» TASK STATEMENT
Skip the images and copy each record exactly as written.

>> BEGIN EXTRACTED INFORMATION

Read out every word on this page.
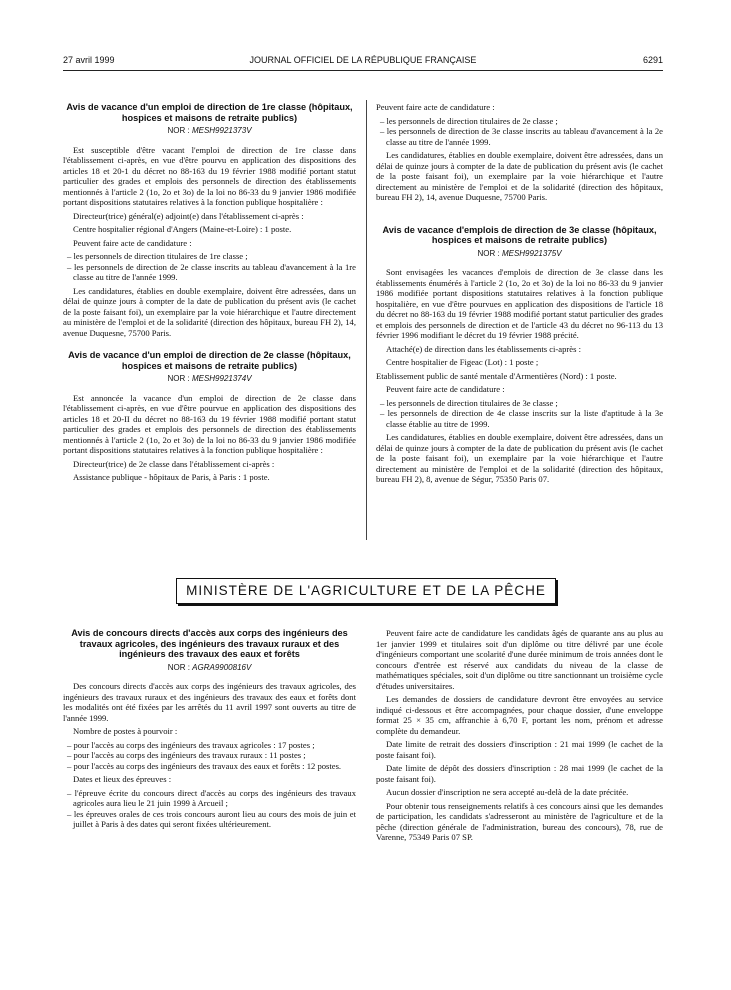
27 avril 1999	JOURNAL OFFICIEL DE LA RÉPUBLIQUE FRANÇAISE	6291
Avis de vacance d'un emploi de direction de 1re classe (hôpitaux, hospices et maisons de retraite publics)
NOR : MESH9921373V

Est susceptible d'être vacant l'emploi de direction de 1re classe dans l'établissement ci-après, en vue d'être pourvu en application des dispositions des articles 18 et 20-1 du décret no 88-163 du 19 février 1988 modifié portant statut particulier des grades et emplois des personnels de direction des établissements mentionnés à l'article 2 (1o, 2o et 3o) de la loi no 86-33 du 9 janvier 1986 modifiée portant dispositions statutaires relatives à la fonction publique hospitalière :

Directeur(trice) général(e) adjoint(e) dans l'établissement ci-après :

Centre hospitalier régional d'Angers (Maine-et-Loire) : 1 poste.

Peuvent faire acte de candidature :

– les personnels de direction titulaires de 1re classe ;
– les personnels de direction de 2e classe inscrits au tableau d'avancement à la 1re classe au titre de l'année 1999.

Les candidatures, établies en double exemplaire, doivent être adressées, dans un délai de quinze jours à compter de la date de publication du présent avis (le cachet de la poste faisant foi), un exemplaire par la voie hiérarchique et l'autre directement au ministère de l'emploi et de la solidarité (direction des hôpitaux, bureau FH 2), 14, avenue Duquesne, 75700 Paris.

Avis de vacance d'un emploi de direction de 2e classe (hôpitaux, hospices et maisons de retraite publics)
NOR : MESH9921374V

Est annoncée la vacance d'un emploi de direction de 2e classe dans l'établissement ci-après, en vue d'être pourvue en application des dispositions des articles 18 et 20-II du décret no 88-163 du 19 février 1988 modifié portant statut particulier des grades et emplois des personnels de direction des établissements mentionnés à l'article 2 (1o, 2o et 3o) de la loi no 86-33 du 9 janvier 1986 modifiée portant dispositions statutaires relatives à la fonction publique hospitalière :

Directeur(trice) de 2e classe dans l'établissement ci-après :

Assistance publique - hôpitaux de Paris, à Paris : 1 poste.

Peuvent faire acte de candidature :

– les personnels de direction titulaires de 2e classe ;
– les personnels de direction de 3e classe inscrits au tableau d'avancement à la 2e classe au titre de l'année 1999.

Les candidatures, établies en double exemplaire, doivent être adressées, dans un délai de quinze jours à compter de la date de publication du présent avis (le cachet de la poste faisant foi), un exemplaire par la voie hiérarchique et l'autre directement au ministère de l'emploi et de la solidarité (direction des hôpitaux, bureau FH 2), 14, avenue Duquesne, 75700 Paris.

Avis de vacance d'emplois de direction de 3e classe (hôpitaux, hospices et maisons de retraite publics)
NOR : MESH9921375V

Sont envisagées les vacances d'emplois de direction de 3e classe dans les établissements énumérés à l'article 2 (1o, 2o et 3o) de la loi no 86-33 du 9 janvier 1986 modifiée portant dispositions statutaires relatives à la fonction publique hospitalière, en vue d'être pourvues en application des dispositions de l'article 18 du décret no 88-163 du 19 février 1988 modifié portant statut particulier des grades et emplois des personnels de direction et de l'article 43 du décret no 96-113 du 13 février 1996 modifiant le décret du 19 février 1988 précité.

Attaché(e) de direction dans les établissements ci-après :

Centre hospitalier de Figeac (Lot) : 1 poste ;

Etablissement public de santé mentale d'Armentières (Nord) : 1 poste.

Peuvent faire acte de candidature :

– les personnels de direction titulaires de 3e classe ;
– les personnels de direction de 4e classe inscrits sur la liste d'aptitude à la 3e classe établie au titre de 1999.

Les candidatures, établies en double exemplaire, doivent être adressées, dans un délai de quinze jours à compter de la date de publication du présent avis (le cachet de la poste faisant foi), un exemplaire par la voie hiérarchique et l'autre directement au ministère de l'emploi et de la solidarité (direction des hôpitaux, bureau FH 2), 8, avenue de Ségur, 75350 Paris 07.

MINISTÈRE DE L'AGRICULTURE ET DE LA PÊCHE
Avis de concours directs d'accès aux corps des ingénieurs des travaux agricoles, des ingénieurs des travaux ruraux et des ingénieurs des travaux des eaux et forêts
NOR : AGRA9900816V

Des concours directs d'accès aux corps des ingénieurs des travaux agricoles, des ingénieurs des travaux ruraux et des ingénieurs des travaux des eaux et forêts dont les modalités ont été fixées par les arrêtés du 11 avril 1997 sont ouverts au titre de l'année 1999.

Nombre de postes à pourvoir :

– pour l'accès au corps des ingénieurs des travaux agricoles : 17 postes ;
– pour l'accès au corps des ingénieurs des travaux ruraux : 11 postes ;
– pour l'accès au corps des ingénieurs des travaux des eaux et forêts : 12 postes.

Dates et lieux des épreuves :

– l'épreuve écrite du concours direct d'accès au corps des ingénieurs des travaux agricoles aura lieu le 21 juin 1999 à Arcueil ;
– les épreuves orales de ces trois concours auront lieu au cours des mois de juin et juillet à Paris à des dates qui seront fixées ultérieurement.

Peuvent faire acte de candidature les candidats âgés de quarante ans au plus au 1er janvier 1999 et titulaires soit d'un diplôme ou titre délivré par une école d'ingénieurs comportant une scolarité d'une durée minimum de trois années dont le concours d'entrée est réservé aux candidats du niveau de la classe de mathématiques spéciales, soit d'un diplôme ou titre sanctionnant un troisième cycle d'études universitaires.

Les demandes de dossiers de candidature devront être envoyées au service indiqué ci-dessous et être accompagnées, pour chaque dossier, d'une enveloppe format 25 × 35 cm, affranchie à 6,70 F, portant les nom, prénom et adresse complète du demandeur.

Date limite de retrait des dossiers d'inscription : 21 mai 1999 (le cachet de la poste faisant foi).

Date limite de dépôt des dossiers d'inscription : 28 mai 1999 (le cachet de la poste faisant foi).

Aucun dossier d'inscription ne sera accepté au-delà de la date précitée.

Pour obtenir tous renseignements relatifs à ces concours ainsi que les demandes de participation, les candidats s'adresseront au ministère de l'agriculture et de la pêche (direction générale de l'administration, bureau des concours), 78, rue de Varenne, 75349 Paris 07 SP.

>> END EXTRACTED INFORMATION

» RESPONSE
Read out every word on this page.
27 avril 1999	JOURNAL OFFICIEL DE LA RÉPUBLIQUE FRANÇAISE	6291
Avis de vacance d'un emploi de direction de 1re classe (hôpitaux, hospices et maisons de retraite publics)
NOR : MESH9921373V

Est susceptible d'être vacant l'emploi de direction de 1re classe dans l'établissement ci-après, en vue d'être pourvu en application des dispositions des articles 18 et 20-1 du décret no 88-163 du 19 février 1988 modifié portant statut particulier des grades et emplois des personnels de direction des établissements mentionnés à l'article 2 (1o, 2o et 3o) de la loi no 86-33 du 9 janvier 1986 modifiée portant dispositions statutaires relatives à la fonction publique hospitalière :

Directeur(trice) général(e) adjoint(e) dans l'établissement ci-après :

Centre hospitalier régional d'Angers (Maine-et-Loire) : 1 poste.

Peuvent faire acte de candidature :

– les personnels de direction titulaires de 1re classe ;
– les personnels de direction de 2e classe inscrits au tableau d'avancement à la 1re classe au titre de l'année 1999.

Les candidatures, établies en double exemplaire, doivent être adressées, dans un délai de quinze jours à compter de la date de publication du présent avis (le cachet de la poste faisant foi), un exemplaire par la voie hiérarchique et l'autre directement au ministère de l'emploi et de la solidarité (direction des hôpitaux, bureau FH 2), 14, avenue Duquesne, 75700 Paris.

Avis de vacance d'un emploi de direction de 2e classe (hôpitaux, hospices et maisons de retraite publics)
NOR : MESH9921374V

Est annoncée la vacance d'un emploi de direction de 2e classe dans l'établissement ci-après, en vue d'être pourvue en application des dispositions des articles 18 et 20-II du décret no 88-163 du 19 février 1988 modifié portant statut particulier des grades et emplois des personnels de direction des établissements mentionnés à l'article 2 (1o, 2o et 3o) de la loi no 86-33 du 9 janvier 1986 modifiée portant dispositions statutaires relatives à la fonction publique hospitalière :

Directeur(trice) de 2e classe dans l'établissement ci-après :

Assistance publique - hôpitaux de Paris, à Paris : 1 poste.

Peuvent faire acte de candidature :

– les personnels de direction titulaires de 2e classe ;
– les personnels de direction de 3e classe inscrits au tableau d'avancement à la 2e classe au titre de l'année 1999.

Les candidatures, établies en double exemplaire, doivent être adressées, dans un délai de quinze jours à compter de la date de publication du présent avis (le cachet de la poste faisant foi), un exemplaire par la voie hiérarchique et l'autre directement au ministère de l'emploi et de la solidarité (direction des hôpitaux, bureau FH 2), 14, avenue Duquesne, 75700 Paris.

Avis de vacance d'emplois de direction de 3e classe (hôpitaux, hospices et maisons de retraite publics)
NOR : MESH9921375V

Sont envisagées les vacances d'emplois de direction de 3e classe dans les établissements énumérés à l'article 2 (1o, 2o et 3o) de la loi no 86-33 du 9 janvier 1986 modifiée portant dispositions statutaires relatives à la fonction publique hospitalière, en vue d'être pourvues en application des dispositions de l'article 18 du décret no 88-163 du 19 février 1988 modifié portant statut particulier des grades et emplois des personnels de direction et de l'article 43 du décret no 96-113 du 13 février 1996 modifiant le décret du 19 février 1988 précité.

Attaché(e) de direction dans les établissements ci-après :

Centre hospitalier de Figeac (Lot) : 1 poste ;

Etablissement public de santé mentale d'Armentières (Nord) : 1 poste.

Peuvent faire acte de candidature :

– les personnels de direction titulaires de 3e classe ;
– les personnels de direction de 4e classe inscrits sur la liste d'aptitude à la 3e classe établie au titre de 1999.

Les candidatures, établies en double exemplaire, doivent être adressées, dans un délai de quinze jours à compter de la date de publication du présent avis (le cachet de la poste faisant foi), un exemplaire par la voie hiérarchique et l'autre directement au ministère de l'emploi et de la solidarité (direction des hôpitaux, bureau FH 2), 8, avenue de Ségur, 75350 Paris 07.

MINISTÈRE DE L'AGRICULTURE ET DE LA PÊCHE
Avis de concours directs d'accès aux corps des ingénieurs des travaux agricoles, des ingénieurs des travaux ruraux et des ingénieurs des travaux des eaux et forêts
NOR : AGRA9900816V

Des concours directs d'accès aux corps des ingénieurs des travaux agricoles, des ingénieurs des travaux ruraux et des ingénieurs des travaux des eaux et forêts dont les modalités ont été fixées par les arrêtés du 11 avril 1997 sont ouverts au titre de l'année 1999.

Nombre de postes à pourvoir :

– pour l'accès au corps des ingénieurs des travaux agricoles : 17 postes ;
– pour l'accès au corps des ingénieurs des travaux ruraux : 11 postes ;
– pour l'accès au corps des ingénieurs des travaux des eaux et forêts : 12 postes.

Dates et lieux des épreuves :

– l'épreuve écrite du concours direct d'accès au corps des ingénieurs des travaux agricoles aura lieu le 21 juin 1999 à Arcueil ;
– les épreuves orales de ces trois concours auront lieu au cours des mois de juin et juillet à Paris à des dates qui seront fixées ultérieurement.

Peuvent faire acte de candidature les candidats âgés de quarante ans au plus au 1er janvier 1999 et titulaires soit d'un diplôme ou titre délivré par une école d'ingénieurs comportant une scolarité d'une durée minimum de trois années dont le concours d'entrée est réservé aux candidats du niveau de la classe de mathématiques spéciales, soit d'un diplôme ou titre sanctionnant un troisième cycle d'études universitaires.

Les demandes de dossiers de candidature devront être envoyées au service indiqué ci-dessous et être accompagnées, pour chaque dossier, d'une enveloppe format 25 × 35 cm, affranchie à 6,70 F, portant les nom, prénom et adresse complète du demandeur.

Date limite de retrait des dossiers d'inscription : 21 mai 1999 (le cachet de la poste faisant foi).

Date limite de dépôt des dossiers d'inscription : 28 mai 1999 (le cachet de la poste faisant foi).

Aucun dossier d'inscription ne sera accepté au-delà de la date précitée.

Pour obtenir tous renseignements relatifs à ces concours ainsi que les demandes de participation, les candidats s'adresseront au ministère de l'agriculture et de la pêche (direction générale de l'administration, bureau des concours), 78, rue de Varenne, 75349 Paris 07 SP.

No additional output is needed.